> **Problem**:
For each line below that contains the string "Quảng", copy that line.

> **Entries shown**:

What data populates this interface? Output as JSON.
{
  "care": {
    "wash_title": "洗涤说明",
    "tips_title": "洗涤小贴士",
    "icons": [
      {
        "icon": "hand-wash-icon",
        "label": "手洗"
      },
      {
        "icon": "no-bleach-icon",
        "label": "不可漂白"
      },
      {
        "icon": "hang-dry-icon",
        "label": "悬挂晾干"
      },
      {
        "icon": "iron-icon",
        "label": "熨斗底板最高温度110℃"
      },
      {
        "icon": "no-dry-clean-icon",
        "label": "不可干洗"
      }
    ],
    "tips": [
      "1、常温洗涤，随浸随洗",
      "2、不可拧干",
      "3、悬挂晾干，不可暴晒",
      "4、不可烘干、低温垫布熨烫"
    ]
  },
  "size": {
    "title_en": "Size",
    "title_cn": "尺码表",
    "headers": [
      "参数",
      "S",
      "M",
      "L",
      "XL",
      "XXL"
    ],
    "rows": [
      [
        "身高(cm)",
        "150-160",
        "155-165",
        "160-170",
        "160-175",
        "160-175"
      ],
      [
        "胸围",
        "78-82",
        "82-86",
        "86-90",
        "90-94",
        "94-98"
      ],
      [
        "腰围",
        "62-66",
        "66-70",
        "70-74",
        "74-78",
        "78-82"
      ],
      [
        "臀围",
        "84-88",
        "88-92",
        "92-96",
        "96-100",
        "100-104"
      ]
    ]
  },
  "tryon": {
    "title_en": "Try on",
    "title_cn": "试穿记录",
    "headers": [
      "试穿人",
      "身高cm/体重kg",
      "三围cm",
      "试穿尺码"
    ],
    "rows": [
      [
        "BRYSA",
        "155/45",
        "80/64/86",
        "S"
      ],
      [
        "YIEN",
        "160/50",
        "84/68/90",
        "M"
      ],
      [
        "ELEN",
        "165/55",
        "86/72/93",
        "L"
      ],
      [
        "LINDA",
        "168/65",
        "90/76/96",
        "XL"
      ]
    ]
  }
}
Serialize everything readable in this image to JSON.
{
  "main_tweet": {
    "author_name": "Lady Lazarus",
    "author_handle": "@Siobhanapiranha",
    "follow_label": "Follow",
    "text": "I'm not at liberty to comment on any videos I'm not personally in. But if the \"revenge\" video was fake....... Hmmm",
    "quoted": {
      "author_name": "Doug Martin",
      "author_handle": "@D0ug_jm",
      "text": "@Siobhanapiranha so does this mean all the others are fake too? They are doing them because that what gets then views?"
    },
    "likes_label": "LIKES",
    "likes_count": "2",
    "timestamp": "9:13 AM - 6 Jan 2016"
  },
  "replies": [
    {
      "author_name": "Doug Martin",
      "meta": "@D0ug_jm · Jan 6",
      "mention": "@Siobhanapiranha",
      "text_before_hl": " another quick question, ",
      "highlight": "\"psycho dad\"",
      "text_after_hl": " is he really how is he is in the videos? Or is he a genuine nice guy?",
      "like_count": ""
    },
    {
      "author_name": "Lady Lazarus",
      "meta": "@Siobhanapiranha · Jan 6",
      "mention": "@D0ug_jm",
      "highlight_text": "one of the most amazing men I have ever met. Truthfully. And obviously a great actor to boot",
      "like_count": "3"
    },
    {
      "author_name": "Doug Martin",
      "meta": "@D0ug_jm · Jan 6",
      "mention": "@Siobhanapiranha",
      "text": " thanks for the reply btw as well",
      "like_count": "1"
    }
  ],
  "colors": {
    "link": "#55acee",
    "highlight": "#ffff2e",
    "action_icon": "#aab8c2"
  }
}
---
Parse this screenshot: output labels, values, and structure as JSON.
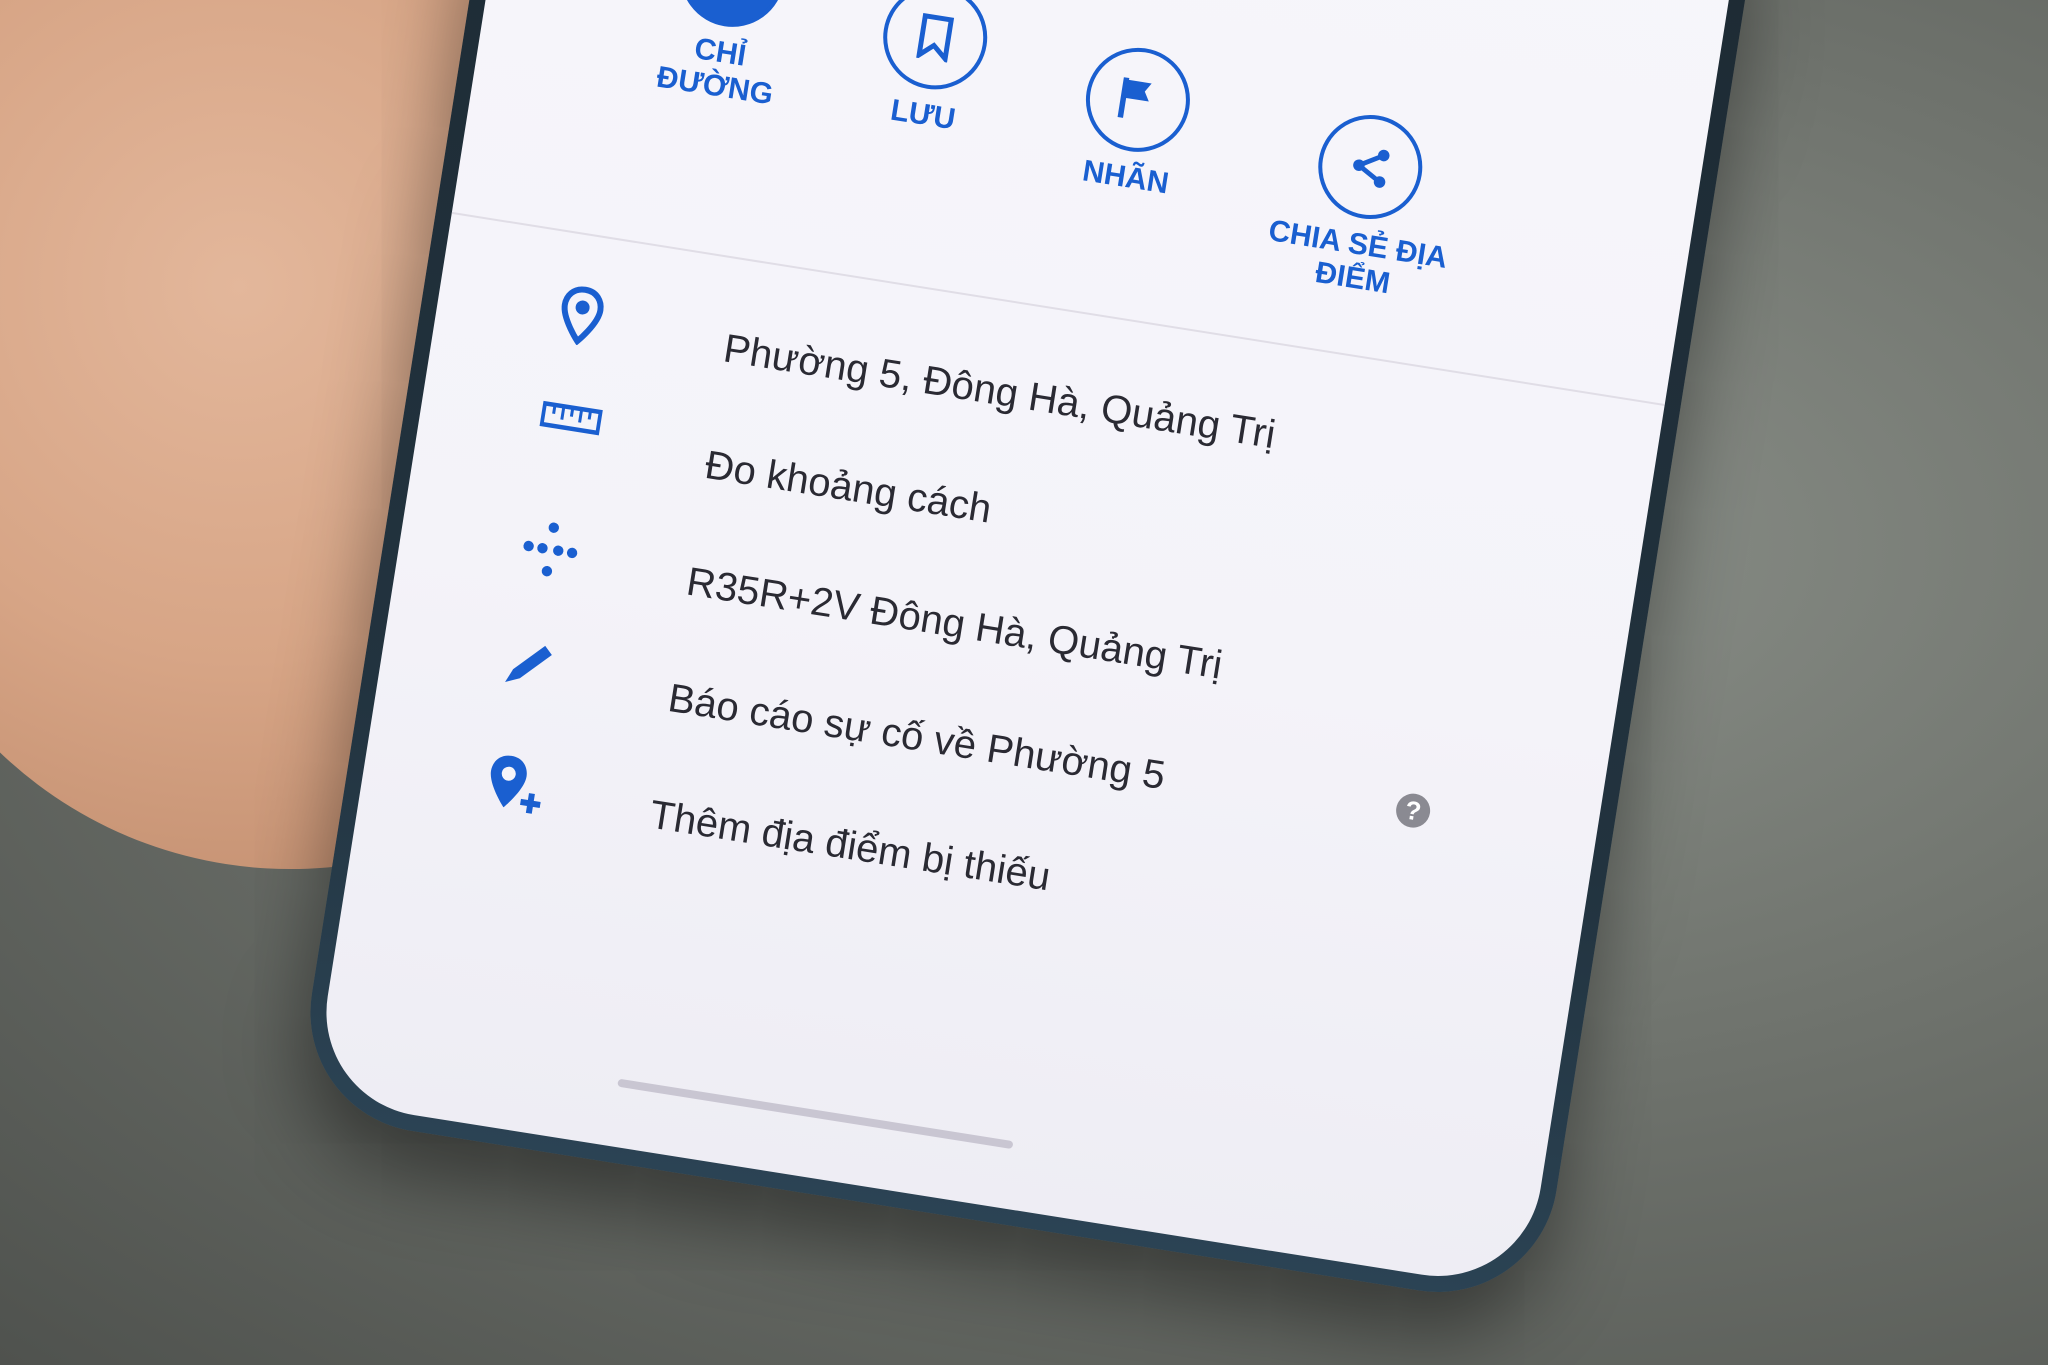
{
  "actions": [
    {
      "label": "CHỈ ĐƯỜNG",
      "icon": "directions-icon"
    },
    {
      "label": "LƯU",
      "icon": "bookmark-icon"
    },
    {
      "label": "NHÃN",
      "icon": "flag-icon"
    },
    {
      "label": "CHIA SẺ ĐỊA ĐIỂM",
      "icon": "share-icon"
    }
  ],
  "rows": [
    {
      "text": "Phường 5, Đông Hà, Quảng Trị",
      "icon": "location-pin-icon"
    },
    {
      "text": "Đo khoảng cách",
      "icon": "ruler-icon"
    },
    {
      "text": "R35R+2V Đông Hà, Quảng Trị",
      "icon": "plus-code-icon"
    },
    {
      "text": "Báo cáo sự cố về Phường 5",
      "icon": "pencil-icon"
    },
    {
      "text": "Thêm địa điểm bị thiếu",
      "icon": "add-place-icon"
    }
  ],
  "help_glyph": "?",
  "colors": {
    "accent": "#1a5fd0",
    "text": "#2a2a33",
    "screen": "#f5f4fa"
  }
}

> **Right answer**:
      "text": "Phường 5, Đông Hà, Quảng Trị",
      "text": "R35R+2V Đông Hà, Quảng Trị",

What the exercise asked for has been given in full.